Work required: Your task is to repeat all of the data exactly while excluding the pictures.

Dataset records:
▬▬▬▬▬▬

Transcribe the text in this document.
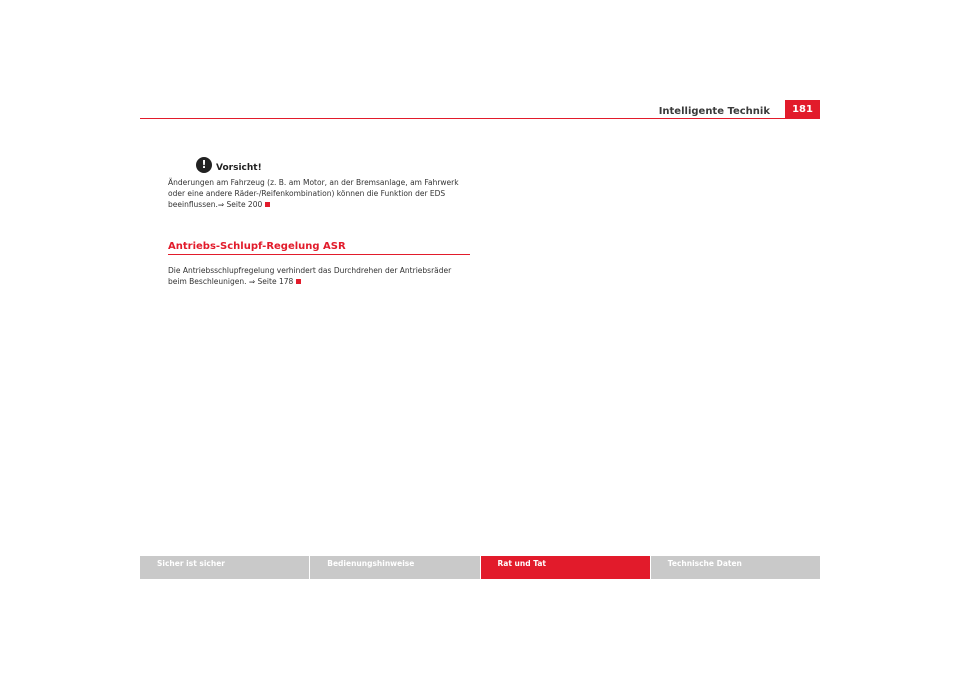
Intelligente Technik	181
!	Vorsicht!
Änderungen am Fahrzeug (z. B. am Motor, an der Bremsanlage, am Fahrwerk
oder eine andere Räder-/Reifenkombination) können die Funktion der EDS
beeinflussen.⇒ Seite 200
Antriebs-Schlupf-Regelung ASR
Die Antriebsschlupfregelung verhindert das Durchdrehen der Antriebsräder
beim Beschleunigen. ⇒ Seite 178
Sicher ist sicher	Bedienungshinweise	Rat und Tat	Technische Daten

▬▬▬▬▬▬

Exercise solution:
Transcribe the text in this document.
Intelligente Technik	181
!	Vorsicht!
Änderungen am Fahrzeug (z. B. am Motor, an der Bremsanlage, am Fahrwerk
oder eine andere Räder-/Reifenkombination) können die Funktion der EDS
beeinflussen.⇒ Seite 200
Antriebs-Schlupf-Regelung ASR
Die Antriebsschlupfregelung verhindert das Durchdrehen der Antriebsräder
beim Beschleunigen. ⇒ Seite 178
Sicher ist sicher	Bedienungshinweise	Rat und Tat	Technische Daten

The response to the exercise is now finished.